- _What is expected_: Restate the data below word for word. Skip any images it contains.
──────── Material supplied
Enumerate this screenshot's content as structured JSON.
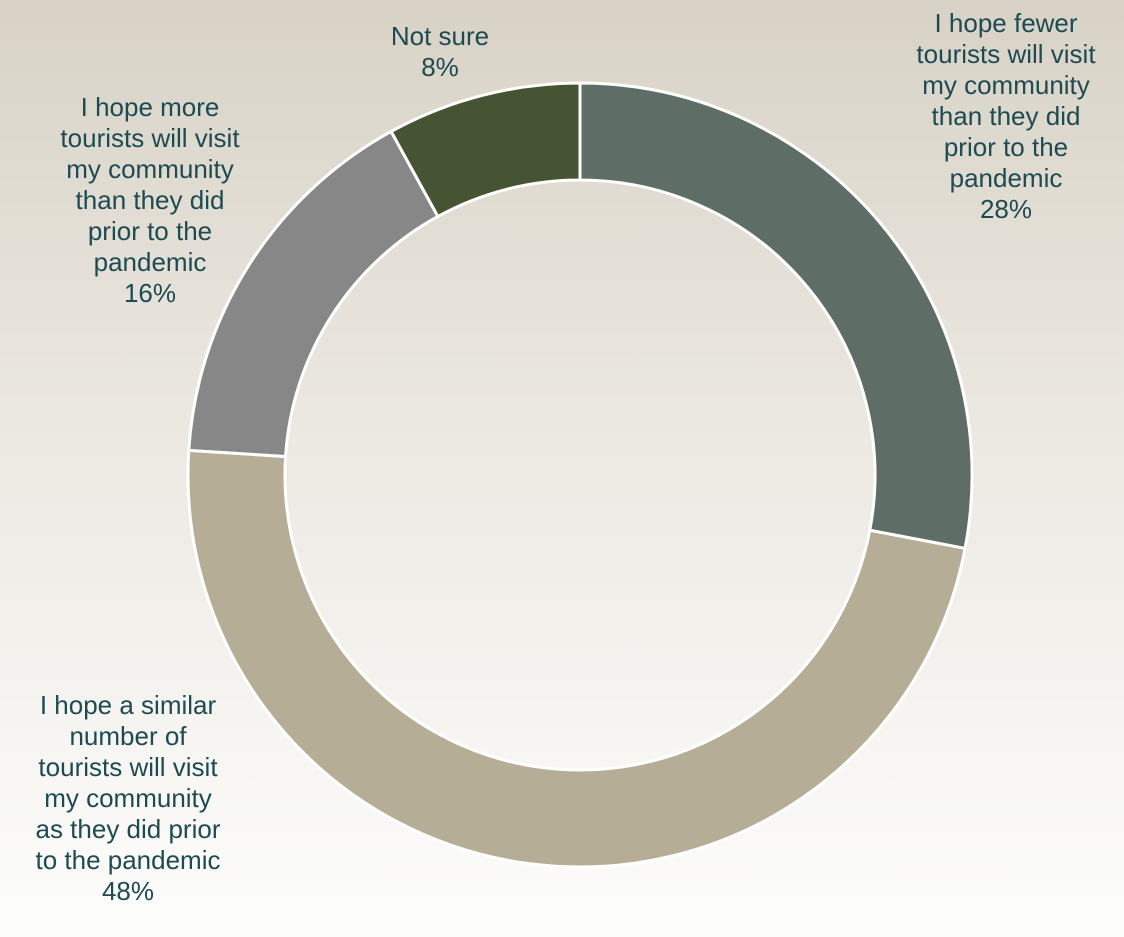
{
  "chart_data": {
    "type": "pie",
    "variant": "donut",
    "slices": [
      {
        "label_lines": [
          "I hope fewer",
          "tourists will visit",
          "my community",
          "than they did",
          "prior to the",
          "pandemic"
        ],
        "value": 28,
        "value_label": "28%",
        "color": "#5e6e66"
      },
      {
        "label_lines": [
          "I hope a similar",
          "number of",
          "tourists will visit",
          "my community",
          "as they did prior",
          "to the pandemic"
        ],
        "value": 48,
        "value_label": "48%",
        "color": "#b5ad96"
      },
      {
        "label_lines": [
          "I hope more",
          "tourists will visit",
          "my community",
          "than they did",
          "prior to the",
          "pandemic"
        ],
        "value": 16,
        "value_label": "16%",
        "color": "#878787"
      },
      {
        "label_lines": [
          "Not sure"
        ],
        "value": 8,
        "value_label": "8%",
        "color": "#465433"
      }
    ],
    "label_color": "#1e4a52",
    "legend": "none"
  }
}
────────────────
- _Complete output_:
Enumerate this screenshot's content as structured JSON.
{
  "chart_data": {
    "type": "pie",
    "variant": "donut",
    "slices": [
      {
        "label_lines": [
          "I hope fewer",
          "tourists will visit",
          "my community",
          "than they did",
          "prior to the",
          "pandemic"
        ],
        "value": 28,
        "value_label": "28%",
        "color": "#5e6e66"
      },
      {
        "label_lines": [
          "I hope a similar",
          "number of",
          "tourists will visit",
          "my community",
          "as they did prior",
          "to the pandemic"
        ],
        "value": 48,
        "value_label": "48%",
        "color": "#b5ad96"
      },
      {
        "label_lines": [
          "I hope more",
          "tourists will visit",
          "my community",
          "than they did",
          "prior to the",
          "pandemic"
        ],
        "value": 16,
        "value_label": "16%",
        "color": "#878787"
      },
      {
        "label_lines": [
          "Not sure"
        ],
        "value": 8,
        "value_label": "8%",
        "color": "#465433"
      }
    ],
    "label_color": "#1e4a52",
    "legend": "none"
  }
}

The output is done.